Documento de origem:
________
Resumo: Este texto aborda a evolução do conceito de ação ao longo dos séculos, destacando o marco teórico no qual o instituto processual é concebido como direito autônomo. Ato seguinte, passa-se a uma explanação sobre a jurisdição, enquanto faceta do poder do Estado, e das relações entre esses dois institutos basilares da Teoria Geral do Processo.

Palavras-chave: Ação; jurisdição; direito; poder; tutela judicial.


1. Ação – o “Direito”

O ordenamento jurídico veda, em regra, o exercício (arbitrário) das próprias razões, ou seja, a autotutela, a defesa dos direitos diretamente pelo indivíduo. O Estado atribuiu a si o poder e, por conseguinte, o dever de solucionar os conflitos, o que faz por intermédio da jurisdição. Em contrapartida, conferiu-se um direito ao jurisdicionado, de provocar e fazer atuar a jurisdição. “Ação, portanto, é o direito ao exercício da atividade jurisdicional (ou o poder de exigir esse exercício)”. (CINTRA; GRINOVER; DINAMARCO: 2011, p. 271).

Mas a ação nem sempre foi reconhecida como um direito autônomo. Pode-se dizer que desde o direito romano na antiguidade até meados do século XIX, a ação era entendida como mero aspecto do direito material, ou seja, era vista sob a óptica civilista.  Nessa concepção civilista, “a ação não é apresentada propriamente como um direito específico, mas como uma faceta do próprio direito subjetivo.” (COSTA; COSTA, p. 6).

No período romanista, somente os direitos previamente estabelecidos podiam ser debatidos num processo. Não havia uma jurisdição universal, na qual poderia ser buscada a tutela de toda e qualquer espécie de direito.Em outras palavras, “confundia-se o direito de ação com o direito subjetivo material que o direito de ação permitia que fosse apresentado ao Estado.” (MARINONI; ARENHART: 2001, p. 42).
________
Material fornecido:
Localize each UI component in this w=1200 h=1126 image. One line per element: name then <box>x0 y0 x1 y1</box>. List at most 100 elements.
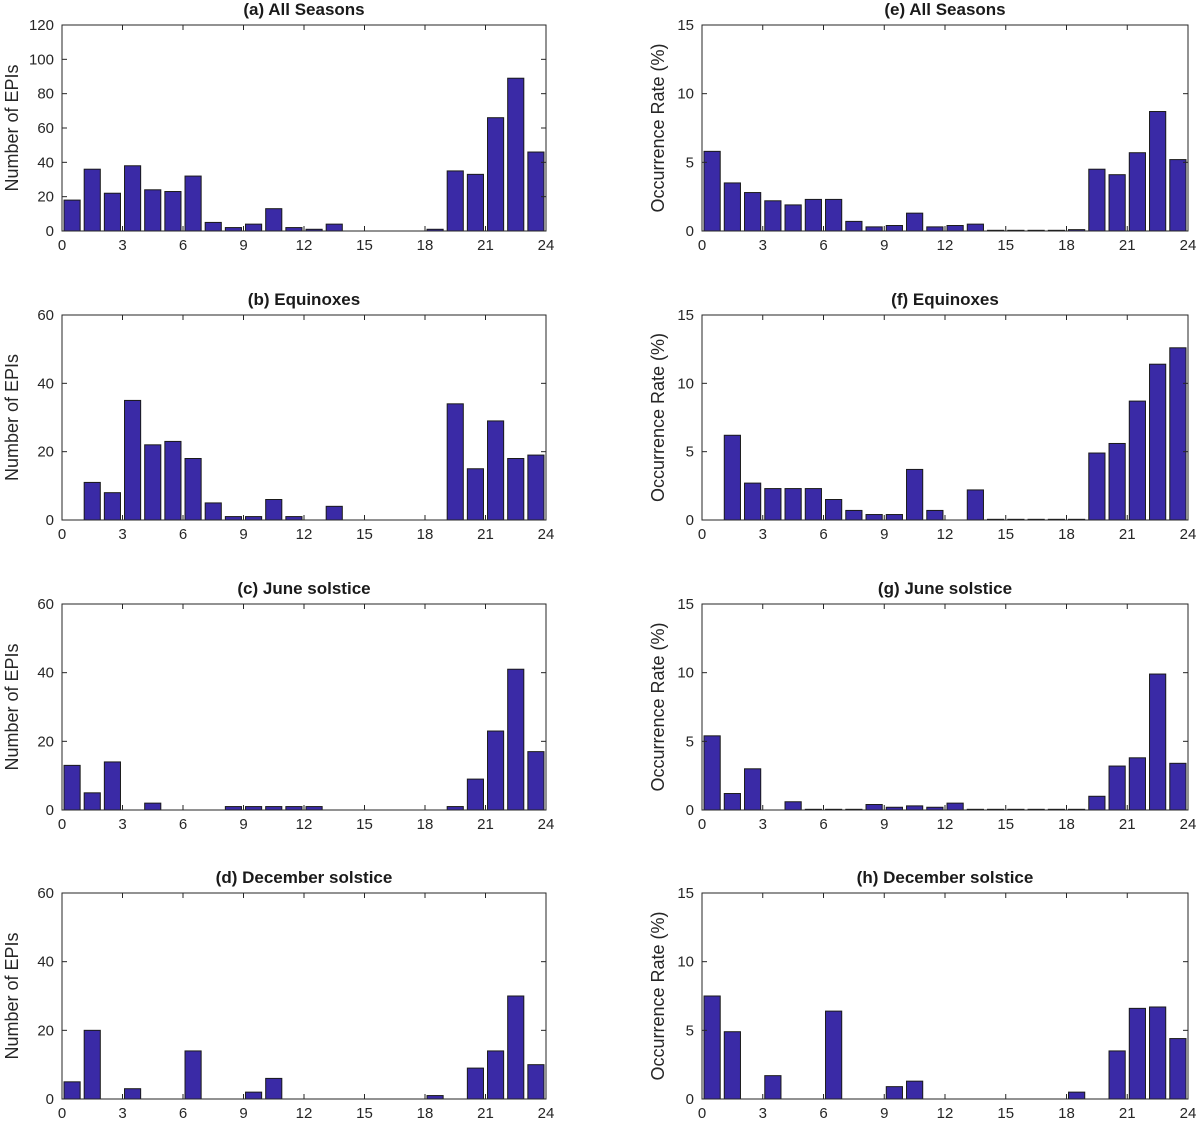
________
Conjunto de tarefas:
A: Reproduza o trecho do texto sobre ação e jurisdição, começando nas palavras "Mas a ação nem" e parando após as palavras "2001, p. 42).".
B: De acordo com o texto sobre ação e jurisdição, até quando a ação foi entendida como mero aspecto do direito material?
As linhas constituem um material à parte, independente do texto.

As soluções:
A:
Mas a ação nem sempre foi reconhecida como um direito autônomo. Pode-se dizer que desde o direito romano na antiguidade até meados do século XIX, a ação era entendida como mero aspecto do direito material, ou seja, era vista sob a óptica civilista.  Nessa concepção civilista, “a ação não é apresentada propriamente como um direito específico, mas como uma faceta do próprio direito subjetivo.” (COSTA; COSTA, p. 6).

No período romanista, somente os direitos previamente estabelecidos podiam ser debatidos num processo. Não havia uma jurisdição universal, na qual poderia ser buscada a tutela de toda e qualquer espécie de direito.Em outras palavras, “confundia-se o direito de ação com o direito subjetivo material que o direito de ação permitia que fosse apresentado ao Estado.” (MARINONI; ARENHART: 2001, p. 42).

B: Até meados do século XIX.